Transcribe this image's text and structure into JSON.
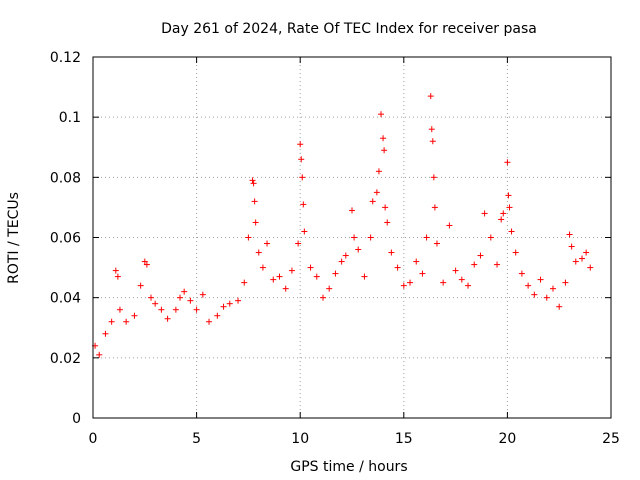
{
  "chart_data": {
    "type": "scatter",
    "title": "Day 261 of 2024, Rate Of TEC Index for receiver pasa",
    "xlabel": "GPS time / hours",
    "ylabel": "ROTI / TECUs",
    "xlim": [
      0,
      25
    ],
    "ylim": [
      0,
      0.12
    ],
    "x_ticks": [
      0,
      5,
      10,
      15,
      20,
      25
    ],
    "x_tick_labels": [
      "0",
      "5",
      "10",
      "15",
      "20",
      "25"
    ],
    "y_ticks": [
      0,
      0.02,
      0.04,
      0.06,
      0.08,
      0.1,
      0.12
    ],
    "y_tick_labels": [
      "0",
      "0.02",
      "0.04",
      "0.06",
      "0.08",
      "0.1",
      "0.12"
    ],
    "grid": true,
    "marker": "+",
    "color": "#ff0000",
    "series": [
      {
        "name": "ROTI",
        "points": [
          [
            0.1,
            0.024
          ],
          [
            0.3,
            0.021
          ],
          [
            0.6,
            0.028
          ],
          [
            0.9,
            0.032
          ],
          [
            1.1,
            0.049
          ],
          [
            1.2,
            0.047
          ],
          [
            1.3,
            0.036
          ],
          [
            1.6,
            0.032
          ],
          [
            2.0,
            0.034
          ],
          [
            2.3,
            0.044
          ],
          [
            2.5,
            0.052
          ],
          [
            2.6,
            0.051
          ],
          [
            2.8,
            0.04
          ],
          [
            3.0,
            0.038
          ],
          [
            3.3,
            0.036
          ],
          [
            3.6,
            0.033
          ],
          [
            4.0,
            0.036
          ],
          [
            4.2,
            0.04
          ],
          [
            4.4,
            0.042
          ],
          [
            4.7,
            0.039
          ],
          [
            5.0,
            0.036
          ],
          [
            5.3,
            0.041
          ],
          [
            5.6,
            0.032
          ],
          [
            6.0,
            0.034
          ],
          [
            6.3,
            0.037
          ],
          [
            6.6,
            0.038
          ],
          [
            7.0,
            0.039
          ],
          [
            7.3,
            0.045
          ],
          [
            7.5,
            0.06
          ],
          [
            7.7,
            0.079
          ],
          [
            7.75,
            0.078
          ],
          [
            7.8,
            0.072
          ],
          [
            7.85,
            0.065
          ],
          [
            8.0,
            0.055
          ],
          [
            8.2,
            0.05
          ],
          [
            8.4,
            0.058
          ],
          [
            8.7,
            0.046
          ],
          [
            9.0,
            0.047
          ],
          [
            9.3,
            0.043
          ],
          [
            9.6,
            0.049
          ],
          [
            9.9,
            0.058
          ],
          [
            10.0,
            0.091
          ],
          [
            10.05,
            0.086
          ],
          [
            10.1,
            0.08
          ],
          [
            10.15,
            0.071
          ],
          [
            10.2,
            0.062
          ],
          [
            10.5,
            0.05
          ],
          [
            10.8,
            0.047
          ],
          [
            11.1,
            0.04
          ],
          [
            11.4,
            0.043
          ],
          [
            11.7,
            0.048
          ],
          [
            12.0,
            0.052
          ],
          [
            12.2,
            0.054
          ],
          [
            12.5,
            0.069
          ],
          [
            12.6,
            0.06
          ],
          [
            12.8,
            0.056
          ],
          [
            13.1,
            0.047
          ],
          [
            13.4,
            0.06
          ],
          [
            13.5,
            0.072
          ],
          [
            13.7,
            0.075
          ],
          [
            13.8,
            0.082
          ],
          [
            13.9,
            0.101
          ],
          [
            14.0,
            0.093
          ],
          [
            14.05,
            0.089
          ],
          [
            14.1,
            0.07
          ],
          [
            14.2,
            0.065
          ],
          [
            14.4,
            0.055
          ],
          [
            14.7,
            0.05
          ],
          [
            15.0,
            0.044
          ],
          [
            15.3,
            0.045
          ],
          [
            15.6,
            0.052
          ],
          [
            15.9,
            0.048
          ],
          [
            16.1,
            0.06
          ],
          [
            16.3,
            0.107
          ],
          [
            16.35,
            0.096
          ],
          [
            16.4,
            0.092
          ],
          [
            16.45,
            0.08
          ],
          [
            16.5,
            0.07
          ],
          [
            16.6,
            0.058
          ],
          [
            16.9,
            0.045
          ],
          [
            17.2,
            0.064
          ],
          [
            17.5,
            0.049
          ],
          [
            17.8,
            0.046
          ],
          [
            18.1,
            0.044
          ],
          [
            18.4,
            0.051
          ],
          [
            18.7,
            0.054
          ],
          [
            18.9,
            0.068
          ],
          [
            19.2,
            0.06
          ],
          [
            19.5,
            0.051
          ],
          [
            19.7,
            0.066
          ],
          [
            19.8,
            0.068
          ],
          [
            20.0,
            0.085
          ],
          [
            20.05,
            0.074
          ],
          [
            20.1,
            0.07
          ],
          [
            20.2,
            0.062
          ],
          [
            20.4,
            0.055
          ],
          [
            20.7,
            0.048
          ],
          [
            21.0,
            0.044
          ],
          [
            21.3,
            0.041
          ],
          [
            21.6,
            0.046
          ],
          [
            21.9,
            0.04
          ],
          [
            22.2,
            0.043
          ],
          [
            22.5,
            0.037
          ],
          [
            22.8,
            0.045
          ],
          [
            23.0,
            0.061
          ],
          [
            23.1,
            0.057
          ],
          [
            23.3,
            0.052
          ],
          [
            23.6,
            0.053
          ],
          [
            23.8,
            0.055
          ],
          [
            24.0,
            0.05
          ]
        ]
      }
    ]
  }
}
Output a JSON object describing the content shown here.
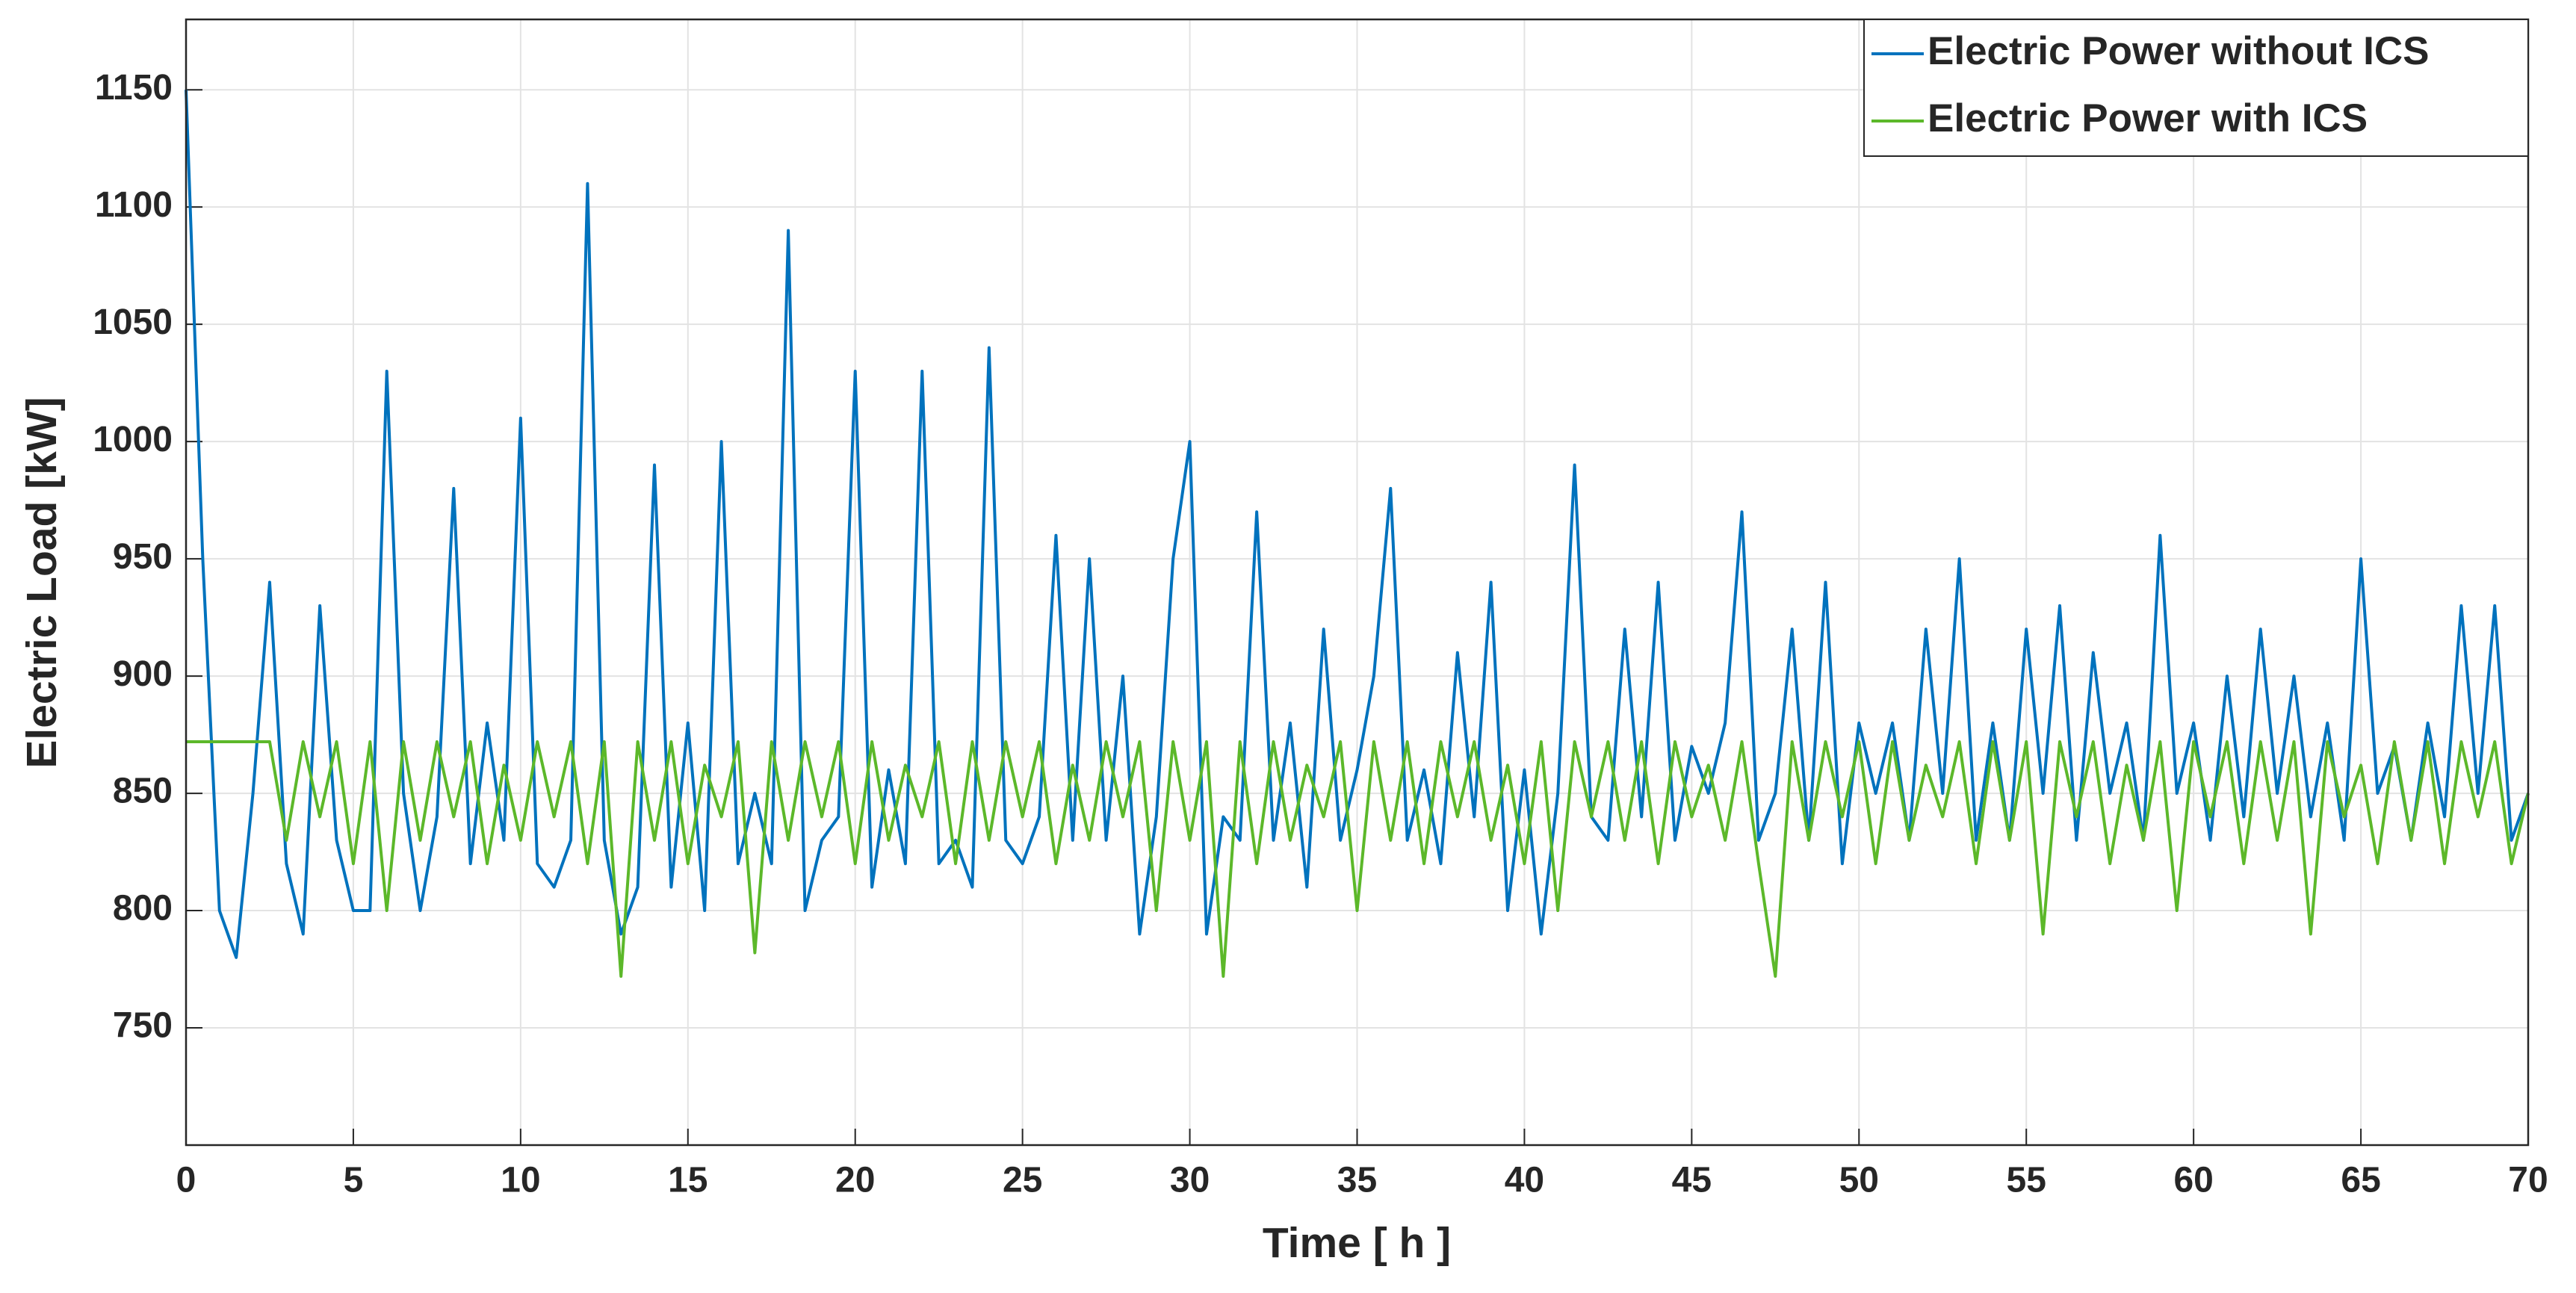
=-=-=
Pick out each line above that includes "JSON" and show it.

Transcribe this image's text and structure into JSON.
Output a JSON object describing the content shown here.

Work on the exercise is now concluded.